------ ENTRIES SHOWN ------

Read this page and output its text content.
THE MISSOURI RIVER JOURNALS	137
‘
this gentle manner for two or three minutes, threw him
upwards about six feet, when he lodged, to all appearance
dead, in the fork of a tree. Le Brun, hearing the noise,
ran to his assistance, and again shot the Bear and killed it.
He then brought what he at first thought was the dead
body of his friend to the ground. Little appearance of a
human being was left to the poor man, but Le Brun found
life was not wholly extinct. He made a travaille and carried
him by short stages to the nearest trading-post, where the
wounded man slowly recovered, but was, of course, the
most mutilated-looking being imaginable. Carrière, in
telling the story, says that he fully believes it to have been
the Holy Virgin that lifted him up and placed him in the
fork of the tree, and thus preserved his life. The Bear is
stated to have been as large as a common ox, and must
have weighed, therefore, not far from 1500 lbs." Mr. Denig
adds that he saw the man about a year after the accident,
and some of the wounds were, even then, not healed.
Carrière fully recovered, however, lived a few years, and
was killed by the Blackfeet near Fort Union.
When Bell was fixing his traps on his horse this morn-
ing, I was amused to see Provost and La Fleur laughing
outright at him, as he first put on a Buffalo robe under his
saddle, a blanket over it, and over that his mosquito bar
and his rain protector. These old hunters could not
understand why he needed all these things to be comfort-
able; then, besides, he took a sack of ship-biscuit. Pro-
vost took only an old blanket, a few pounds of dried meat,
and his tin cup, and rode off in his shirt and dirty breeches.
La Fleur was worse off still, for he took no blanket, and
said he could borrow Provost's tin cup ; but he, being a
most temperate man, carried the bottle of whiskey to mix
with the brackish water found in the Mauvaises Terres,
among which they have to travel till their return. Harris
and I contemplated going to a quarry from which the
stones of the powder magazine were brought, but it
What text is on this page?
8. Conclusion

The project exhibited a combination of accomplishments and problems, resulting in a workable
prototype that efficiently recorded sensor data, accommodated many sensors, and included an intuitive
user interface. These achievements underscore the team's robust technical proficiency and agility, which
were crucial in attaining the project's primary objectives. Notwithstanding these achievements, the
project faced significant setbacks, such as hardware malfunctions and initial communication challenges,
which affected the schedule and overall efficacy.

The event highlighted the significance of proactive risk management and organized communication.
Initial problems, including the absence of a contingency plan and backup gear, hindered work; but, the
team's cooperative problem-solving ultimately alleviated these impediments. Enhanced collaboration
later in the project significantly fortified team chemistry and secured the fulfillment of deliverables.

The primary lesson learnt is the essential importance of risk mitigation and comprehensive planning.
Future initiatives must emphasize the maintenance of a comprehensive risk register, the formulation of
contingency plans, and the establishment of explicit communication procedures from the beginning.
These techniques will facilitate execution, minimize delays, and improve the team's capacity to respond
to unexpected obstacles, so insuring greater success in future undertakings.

------

## PROBLEM REQUIREMENTS:
Pick out the lines above containing the word "text", then copy them.

## FULL SOLUTION:
Read this page and output its text content.
What text is on this page?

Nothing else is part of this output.